=== GIVEN EXERCISE ===
From the entries below, please gather each line containing the string "gspt".
── RECORDS FOR THIS EXERCISE
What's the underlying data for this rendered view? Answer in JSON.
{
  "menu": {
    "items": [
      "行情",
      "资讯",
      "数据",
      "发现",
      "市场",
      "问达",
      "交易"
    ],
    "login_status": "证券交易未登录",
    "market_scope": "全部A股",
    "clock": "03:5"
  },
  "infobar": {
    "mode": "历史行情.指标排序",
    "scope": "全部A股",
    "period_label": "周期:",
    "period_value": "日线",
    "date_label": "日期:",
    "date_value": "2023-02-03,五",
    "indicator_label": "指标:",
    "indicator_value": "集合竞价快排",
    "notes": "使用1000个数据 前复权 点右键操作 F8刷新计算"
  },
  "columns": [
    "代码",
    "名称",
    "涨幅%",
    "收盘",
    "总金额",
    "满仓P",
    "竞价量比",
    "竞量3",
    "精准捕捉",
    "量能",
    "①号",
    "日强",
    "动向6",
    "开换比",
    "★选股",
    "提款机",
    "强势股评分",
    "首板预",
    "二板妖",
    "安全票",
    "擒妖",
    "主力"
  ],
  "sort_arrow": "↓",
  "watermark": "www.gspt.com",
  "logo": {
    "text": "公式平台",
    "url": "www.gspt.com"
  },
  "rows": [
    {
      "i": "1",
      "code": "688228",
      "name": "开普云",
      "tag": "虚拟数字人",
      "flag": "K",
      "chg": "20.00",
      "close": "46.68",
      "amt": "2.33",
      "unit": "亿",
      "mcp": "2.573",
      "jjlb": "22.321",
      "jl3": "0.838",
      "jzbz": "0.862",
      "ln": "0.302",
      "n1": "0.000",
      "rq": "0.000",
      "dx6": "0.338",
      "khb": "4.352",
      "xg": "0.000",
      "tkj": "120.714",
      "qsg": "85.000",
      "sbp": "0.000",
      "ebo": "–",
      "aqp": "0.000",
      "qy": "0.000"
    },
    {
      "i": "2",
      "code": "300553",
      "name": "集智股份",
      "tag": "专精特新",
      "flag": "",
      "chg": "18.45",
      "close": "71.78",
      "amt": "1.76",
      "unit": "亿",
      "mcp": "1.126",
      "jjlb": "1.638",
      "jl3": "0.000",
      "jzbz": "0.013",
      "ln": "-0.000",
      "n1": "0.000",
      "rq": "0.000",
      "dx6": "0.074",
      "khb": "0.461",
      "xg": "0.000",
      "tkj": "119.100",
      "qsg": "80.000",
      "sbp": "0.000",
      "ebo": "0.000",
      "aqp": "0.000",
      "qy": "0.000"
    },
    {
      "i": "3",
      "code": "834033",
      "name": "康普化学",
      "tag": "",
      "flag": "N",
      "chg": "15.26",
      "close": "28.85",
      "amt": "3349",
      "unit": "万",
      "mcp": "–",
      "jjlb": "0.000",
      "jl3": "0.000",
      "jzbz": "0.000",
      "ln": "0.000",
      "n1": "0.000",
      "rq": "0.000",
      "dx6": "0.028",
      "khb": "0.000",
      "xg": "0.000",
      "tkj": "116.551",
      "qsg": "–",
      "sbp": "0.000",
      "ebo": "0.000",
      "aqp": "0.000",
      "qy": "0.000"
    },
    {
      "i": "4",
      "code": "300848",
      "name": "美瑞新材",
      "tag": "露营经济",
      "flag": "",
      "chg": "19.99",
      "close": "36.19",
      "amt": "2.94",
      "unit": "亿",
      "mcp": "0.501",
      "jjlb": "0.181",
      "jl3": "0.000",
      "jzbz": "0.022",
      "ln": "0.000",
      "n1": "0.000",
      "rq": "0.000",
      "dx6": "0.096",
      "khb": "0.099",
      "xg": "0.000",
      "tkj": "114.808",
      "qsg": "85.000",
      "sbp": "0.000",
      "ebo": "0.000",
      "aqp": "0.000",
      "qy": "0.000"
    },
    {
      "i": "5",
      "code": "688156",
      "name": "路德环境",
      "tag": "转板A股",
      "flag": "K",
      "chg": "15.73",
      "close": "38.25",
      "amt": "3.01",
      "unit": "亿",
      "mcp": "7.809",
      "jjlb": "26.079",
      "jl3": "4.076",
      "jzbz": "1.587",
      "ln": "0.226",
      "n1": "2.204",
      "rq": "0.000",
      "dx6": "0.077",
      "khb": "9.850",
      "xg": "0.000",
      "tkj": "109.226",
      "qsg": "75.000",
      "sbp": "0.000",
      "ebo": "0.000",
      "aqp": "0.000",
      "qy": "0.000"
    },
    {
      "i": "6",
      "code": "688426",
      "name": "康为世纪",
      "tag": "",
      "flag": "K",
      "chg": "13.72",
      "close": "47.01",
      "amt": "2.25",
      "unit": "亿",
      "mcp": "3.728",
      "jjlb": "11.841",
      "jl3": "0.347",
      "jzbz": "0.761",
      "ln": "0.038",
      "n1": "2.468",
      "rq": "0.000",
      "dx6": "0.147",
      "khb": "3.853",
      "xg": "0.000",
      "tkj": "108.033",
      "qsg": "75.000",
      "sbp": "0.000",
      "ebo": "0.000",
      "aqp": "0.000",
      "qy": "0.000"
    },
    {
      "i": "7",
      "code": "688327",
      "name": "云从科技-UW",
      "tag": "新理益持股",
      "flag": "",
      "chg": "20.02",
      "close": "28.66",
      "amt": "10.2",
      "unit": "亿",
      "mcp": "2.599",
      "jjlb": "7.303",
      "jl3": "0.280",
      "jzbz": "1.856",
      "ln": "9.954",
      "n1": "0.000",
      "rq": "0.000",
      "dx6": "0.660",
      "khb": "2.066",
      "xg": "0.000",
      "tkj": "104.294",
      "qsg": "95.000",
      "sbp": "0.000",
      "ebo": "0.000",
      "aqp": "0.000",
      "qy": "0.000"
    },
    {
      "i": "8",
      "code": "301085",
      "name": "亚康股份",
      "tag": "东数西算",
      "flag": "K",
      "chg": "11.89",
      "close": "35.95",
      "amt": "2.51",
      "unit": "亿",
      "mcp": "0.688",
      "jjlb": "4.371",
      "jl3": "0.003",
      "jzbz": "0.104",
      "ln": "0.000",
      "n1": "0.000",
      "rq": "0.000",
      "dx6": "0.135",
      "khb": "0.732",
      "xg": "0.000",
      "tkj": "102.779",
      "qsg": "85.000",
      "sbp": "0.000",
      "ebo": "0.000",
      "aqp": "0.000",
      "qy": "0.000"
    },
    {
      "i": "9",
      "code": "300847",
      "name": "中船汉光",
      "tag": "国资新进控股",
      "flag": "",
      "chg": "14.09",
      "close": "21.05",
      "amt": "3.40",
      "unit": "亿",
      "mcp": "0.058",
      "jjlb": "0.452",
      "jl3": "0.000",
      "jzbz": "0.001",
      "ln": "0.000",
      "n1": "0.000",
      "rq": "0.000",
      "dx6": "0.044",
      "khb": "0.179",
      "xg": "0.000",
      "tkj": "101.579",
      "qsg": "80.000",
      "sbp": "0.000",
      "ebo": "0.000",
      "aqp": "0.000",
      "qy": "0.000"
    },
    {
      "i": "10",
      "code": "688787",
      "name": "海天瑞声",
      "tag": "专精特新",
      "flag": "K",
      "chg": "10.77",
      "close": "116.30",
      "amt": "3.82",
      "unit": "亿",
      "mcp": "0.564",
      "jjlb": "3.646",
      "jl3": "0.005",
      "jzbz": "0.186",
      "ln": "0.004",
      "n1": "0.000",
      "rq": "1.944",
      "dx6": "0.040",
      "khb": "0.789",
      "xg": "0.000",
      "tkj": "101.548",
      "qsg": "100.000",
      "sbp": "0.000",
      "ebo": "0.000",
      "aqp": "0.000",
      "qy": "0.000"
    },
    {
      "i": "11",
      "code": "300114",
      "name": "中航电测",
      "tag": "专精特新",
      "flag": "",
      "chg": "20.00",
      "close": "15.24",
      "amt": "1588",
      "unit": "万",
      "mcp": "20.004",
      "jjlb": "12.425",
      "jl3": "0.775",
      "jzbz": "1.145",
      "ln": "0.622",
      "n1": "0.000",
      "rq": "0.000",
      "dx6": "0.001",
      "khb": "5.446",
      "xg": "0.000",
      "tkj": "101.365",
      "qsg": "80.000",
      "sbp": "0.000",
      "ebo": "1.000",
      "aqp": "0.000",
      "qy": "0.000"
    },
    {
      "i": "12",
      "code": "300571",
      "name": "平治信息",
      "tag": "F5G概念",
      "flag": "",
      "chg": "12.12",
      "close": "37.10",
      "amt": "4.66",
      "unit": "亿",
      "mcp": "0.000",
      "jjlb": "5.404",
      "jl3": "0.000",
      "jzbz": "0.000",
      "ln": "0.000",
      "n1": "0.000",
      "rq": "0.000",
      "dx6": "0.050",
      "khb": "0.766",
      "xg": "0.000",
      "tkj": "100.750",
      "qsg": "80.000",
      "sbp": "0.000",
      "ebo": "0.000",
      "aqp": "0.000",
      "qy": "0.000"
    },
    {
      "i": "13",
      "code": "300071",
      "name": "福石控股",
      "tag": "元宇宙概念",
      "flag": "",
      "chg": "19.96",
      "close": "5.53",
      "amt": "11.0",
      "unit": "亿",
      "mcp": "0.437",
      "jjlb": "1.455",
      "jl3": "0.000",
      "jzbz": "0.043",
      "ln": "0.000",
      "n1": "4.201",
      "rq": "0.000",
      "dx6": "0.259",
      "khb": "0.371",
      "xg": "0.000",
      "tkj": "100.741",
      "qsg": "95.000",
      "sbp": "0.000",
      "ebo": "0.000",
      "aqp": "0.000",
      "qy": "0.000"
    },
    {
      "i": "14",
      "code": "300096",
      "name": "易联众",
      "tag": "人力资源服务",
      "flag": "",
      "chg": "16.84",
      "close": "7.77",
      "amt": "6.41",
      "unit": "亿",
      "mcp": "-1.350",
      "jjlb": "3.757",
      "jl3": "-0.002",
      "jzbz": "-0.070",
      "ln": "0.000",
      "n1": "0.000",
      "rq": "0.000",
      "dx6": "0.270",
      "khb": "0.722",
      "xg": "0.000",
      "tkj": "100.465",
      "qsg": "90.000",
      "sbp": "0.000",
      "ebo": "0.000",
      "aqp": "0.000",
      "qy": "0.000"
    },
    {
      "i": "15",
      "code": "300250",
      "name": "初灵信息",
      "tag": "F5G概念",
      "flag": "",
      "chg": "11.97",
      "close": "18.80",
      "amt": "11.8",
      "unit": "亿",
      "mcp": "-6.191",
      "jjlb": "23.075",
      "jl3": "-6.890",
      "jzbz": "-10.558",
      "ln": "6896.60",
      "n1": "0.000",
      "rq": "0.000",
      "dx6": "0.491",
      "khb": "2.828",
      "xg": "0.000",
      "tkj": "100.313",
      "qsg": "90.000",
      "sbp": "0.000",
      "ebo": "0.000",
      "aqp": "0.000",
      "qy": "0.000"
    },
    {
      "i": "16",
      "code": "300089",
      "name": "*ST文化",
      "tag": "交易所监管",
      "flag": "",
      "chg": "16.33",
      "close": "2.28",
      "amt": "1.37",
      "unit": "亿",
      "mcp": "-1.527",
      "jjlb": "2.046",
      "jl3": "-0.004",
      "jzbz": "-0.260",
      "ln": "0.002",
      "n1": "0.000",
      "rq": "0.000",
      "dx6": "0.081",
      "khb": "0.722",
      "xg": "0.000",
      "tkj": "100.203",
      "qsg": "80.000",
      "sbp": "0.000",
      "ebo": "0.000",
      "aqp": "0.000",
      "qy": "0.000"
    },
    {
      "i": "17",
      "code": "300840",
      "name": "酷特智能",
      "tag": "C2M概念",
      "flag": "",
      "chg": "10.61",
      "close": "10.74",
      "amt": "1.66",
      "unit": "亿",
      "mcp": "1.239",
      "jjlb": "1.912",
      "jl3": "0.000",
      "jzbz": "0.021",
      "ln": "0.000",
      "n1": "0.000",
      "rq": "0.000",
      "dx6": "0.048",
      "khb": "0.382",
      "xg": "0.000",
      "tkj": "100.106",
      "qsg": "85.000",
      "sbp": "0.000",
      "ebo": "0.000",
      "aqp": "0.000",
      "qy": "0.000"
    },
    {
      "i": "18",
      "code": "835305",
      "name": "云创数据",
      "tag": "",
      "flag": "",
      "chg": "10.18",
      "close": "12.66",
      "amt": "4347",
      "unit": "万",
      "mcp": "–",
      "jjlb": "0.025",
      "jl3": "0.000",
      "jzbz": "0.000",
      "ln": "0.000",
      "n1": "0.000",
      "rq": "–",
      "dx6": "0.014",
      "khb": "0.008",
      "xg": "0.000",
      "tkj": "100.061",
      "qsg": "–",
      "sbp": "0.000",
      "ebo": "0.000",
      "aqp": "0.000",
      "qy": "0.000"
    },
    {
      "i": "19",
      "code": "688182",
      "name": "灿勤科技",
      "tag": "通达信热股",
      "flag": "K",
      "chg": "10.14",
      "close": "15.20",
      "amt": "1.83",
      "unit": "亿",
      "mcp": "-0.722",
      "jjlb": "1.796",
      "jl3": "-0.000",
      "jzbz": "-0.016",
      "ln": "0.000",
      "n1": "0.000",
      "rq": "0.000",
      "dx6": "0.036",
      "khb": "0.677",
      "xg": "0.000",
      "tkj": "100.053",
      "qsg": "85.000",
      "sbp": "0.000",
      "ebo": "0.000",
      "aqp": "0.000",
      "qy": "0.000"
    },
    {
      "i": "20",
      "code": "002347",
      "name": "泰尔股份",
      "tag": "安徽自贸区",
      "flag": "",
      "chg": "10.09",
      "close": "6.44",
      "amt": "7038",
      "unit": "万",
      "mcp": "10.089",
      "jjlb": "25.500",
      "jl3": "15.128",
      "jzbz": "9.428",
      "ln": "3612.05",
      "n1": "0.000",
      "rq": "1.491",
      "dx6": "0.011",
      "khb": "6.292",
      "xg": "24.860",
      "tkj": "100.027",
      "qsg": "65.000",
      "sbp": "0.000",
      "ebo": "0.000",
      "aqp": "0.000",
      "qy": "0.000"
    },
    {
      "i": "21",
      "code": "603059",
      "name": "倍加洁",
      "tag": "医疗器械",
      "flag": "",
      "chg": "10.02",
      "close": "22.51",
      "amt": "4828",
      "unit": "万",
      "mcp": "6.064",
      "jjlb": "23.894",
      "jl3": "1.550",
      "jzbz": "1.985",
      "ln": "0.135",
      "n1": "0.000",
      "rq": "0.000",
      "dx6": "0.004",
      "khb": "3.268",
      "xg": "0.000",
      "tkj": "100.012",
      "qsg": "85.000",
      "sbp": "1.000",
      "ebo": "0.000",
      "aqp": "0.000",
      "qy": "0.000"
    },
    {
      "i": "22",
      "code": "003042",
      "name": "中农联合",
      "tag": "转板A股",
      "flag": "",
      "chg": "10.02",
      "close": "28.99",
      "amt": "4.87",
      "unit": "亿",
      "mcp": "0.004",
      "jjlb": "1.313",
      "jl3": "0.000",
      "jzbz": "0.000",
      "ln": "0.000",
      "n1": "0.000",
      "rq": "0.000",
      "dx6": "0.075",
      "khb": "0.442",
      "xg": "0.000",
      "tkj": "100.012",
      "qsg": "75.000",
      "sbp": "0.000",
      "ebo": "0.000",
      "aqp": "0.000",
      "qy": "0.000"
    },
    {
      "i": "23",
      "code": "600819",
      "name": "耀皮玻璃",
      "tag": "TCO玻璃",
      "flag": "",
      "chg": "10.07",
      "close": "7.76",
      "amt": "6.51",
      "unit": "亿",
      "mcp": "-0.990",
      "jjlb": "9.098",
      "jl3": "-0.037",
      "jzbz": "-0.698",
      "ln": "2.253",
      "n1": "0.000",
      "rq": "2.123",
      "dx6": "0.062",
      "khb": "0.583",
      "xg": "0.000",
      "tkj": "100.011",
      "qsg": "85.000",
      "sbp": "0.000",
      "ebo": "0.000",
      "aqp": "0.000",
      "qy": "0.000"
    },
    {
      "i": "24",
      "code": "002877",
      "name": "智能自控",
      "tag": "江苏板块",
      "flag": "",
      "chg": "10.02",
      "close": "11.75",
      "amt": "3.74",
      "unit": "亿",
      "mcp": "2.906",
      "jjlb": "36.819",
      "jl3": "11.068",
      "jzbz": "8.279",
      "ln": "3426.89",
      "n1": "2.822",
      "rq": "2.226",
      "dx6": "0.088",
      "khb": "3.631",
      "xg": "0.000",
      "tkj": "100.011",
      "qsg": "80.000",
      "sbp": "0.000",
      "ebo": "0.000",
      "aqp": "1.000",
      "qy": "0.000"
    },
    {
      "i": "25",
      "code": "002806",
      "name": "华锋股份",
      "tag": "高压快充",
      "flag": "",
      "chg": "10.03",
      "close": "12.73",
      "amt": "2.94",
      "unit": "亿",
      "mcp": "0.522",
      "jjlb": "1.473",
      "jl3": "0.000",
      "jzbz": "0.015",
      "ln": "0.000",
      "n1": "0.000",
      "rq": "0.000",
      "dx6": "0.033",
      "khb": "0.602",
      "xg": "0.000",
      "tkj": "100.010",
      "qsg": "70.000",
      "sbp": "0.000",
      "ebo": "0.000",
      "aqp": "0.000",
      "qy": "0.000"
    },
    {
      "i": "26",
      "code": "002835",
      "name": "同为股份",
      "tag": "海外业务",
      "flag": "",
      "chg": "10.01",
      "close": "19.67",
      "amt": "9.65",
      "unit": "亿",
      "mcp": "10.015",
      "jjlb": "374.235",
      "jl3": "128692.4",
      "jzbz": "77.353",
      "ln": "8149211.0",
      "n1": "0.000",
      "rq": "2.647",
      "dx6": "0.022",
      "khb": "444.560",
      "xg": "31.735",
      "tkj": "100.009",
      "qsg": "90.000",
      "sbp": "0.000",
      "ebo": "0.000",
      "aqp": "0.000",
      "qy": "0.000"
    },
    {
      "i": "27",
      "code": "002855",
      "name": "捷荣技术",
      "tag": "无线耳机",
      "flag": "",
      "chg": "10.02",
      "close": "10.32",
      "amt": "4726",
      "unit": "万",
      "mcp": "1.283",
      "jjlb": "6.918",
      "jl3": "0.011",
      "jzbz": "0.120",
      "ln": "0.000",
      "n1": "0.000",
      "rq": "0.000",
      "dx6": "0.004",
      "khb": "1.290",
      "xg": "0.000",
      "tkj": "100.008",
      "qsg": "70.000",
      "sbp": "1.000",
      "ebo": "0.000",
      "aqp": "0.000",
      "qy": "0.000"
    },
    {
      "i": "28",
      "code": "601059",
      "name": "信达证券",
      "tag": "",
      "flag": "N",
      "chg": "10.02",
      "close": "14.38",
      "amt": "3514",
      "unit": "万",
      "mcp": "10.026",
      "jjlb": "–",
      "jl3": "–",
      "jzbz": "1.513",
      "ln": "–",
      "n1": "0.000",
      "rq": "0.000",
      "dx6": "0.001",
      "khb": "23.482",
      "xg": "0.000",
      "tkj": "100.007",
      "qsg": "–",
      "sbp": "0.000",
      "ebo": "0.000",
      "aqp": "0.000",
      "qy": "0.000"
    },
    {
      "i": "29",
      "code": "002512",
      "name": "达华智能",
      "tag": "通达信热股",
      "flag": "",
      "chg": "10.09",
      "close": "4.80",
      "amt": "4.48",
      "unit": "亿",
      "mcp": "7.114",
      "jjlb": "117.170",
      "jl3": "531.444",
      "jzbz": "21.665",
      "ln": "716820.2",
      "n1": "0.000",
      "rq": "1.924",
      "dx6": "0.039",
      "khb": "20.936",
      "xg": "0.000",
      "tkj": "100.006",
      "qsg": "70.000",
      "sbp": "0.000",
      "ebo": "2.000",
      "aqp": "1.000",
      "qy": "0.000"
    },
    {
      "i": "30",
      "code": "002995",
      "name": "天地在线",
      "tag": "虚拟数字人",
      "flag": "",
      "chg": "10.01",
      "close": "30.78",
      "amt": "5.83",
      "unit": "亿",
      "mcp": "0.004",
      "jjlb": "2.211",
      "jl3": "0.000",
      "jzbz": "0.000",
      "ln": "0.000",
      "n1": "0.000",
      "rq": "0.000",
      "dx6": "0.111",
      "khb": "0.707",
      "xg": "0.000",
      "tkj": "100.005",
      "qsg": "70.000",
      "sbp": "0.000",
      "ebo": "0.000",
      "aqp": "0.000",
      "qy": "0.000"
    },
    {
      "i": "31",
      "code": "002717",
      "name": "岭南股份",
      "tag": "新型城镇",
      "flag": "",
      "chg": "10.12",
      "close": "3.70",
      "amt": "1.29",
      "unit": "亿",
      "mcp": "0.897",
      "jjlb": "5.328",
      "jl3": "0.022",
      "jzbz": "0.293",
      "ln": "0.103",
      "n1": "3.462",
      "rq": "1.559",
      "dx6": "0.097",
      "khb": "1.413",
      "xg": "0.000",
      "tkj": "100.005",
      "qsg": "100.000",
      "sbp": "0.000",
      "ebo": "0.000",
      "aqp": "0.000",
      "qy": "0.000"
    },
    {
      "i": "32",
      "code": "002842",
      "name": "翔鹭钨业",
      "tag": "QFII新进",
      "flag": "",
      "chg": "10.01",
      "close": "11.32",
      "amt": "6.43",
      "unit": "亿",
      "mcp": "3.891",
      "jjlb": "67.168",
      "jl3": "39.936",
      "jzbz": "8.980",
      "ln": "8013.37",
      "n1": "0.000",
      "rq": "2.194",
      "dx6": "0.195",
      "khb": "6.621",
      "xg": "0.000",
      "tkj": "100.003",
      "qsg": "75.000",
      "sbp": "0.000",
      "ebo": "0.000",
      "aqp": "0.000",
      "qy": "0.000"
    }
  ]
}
────
=== THE RESPONSE ===
  "watermark": "www.gspt.com",
    "url": "www.gspt.com"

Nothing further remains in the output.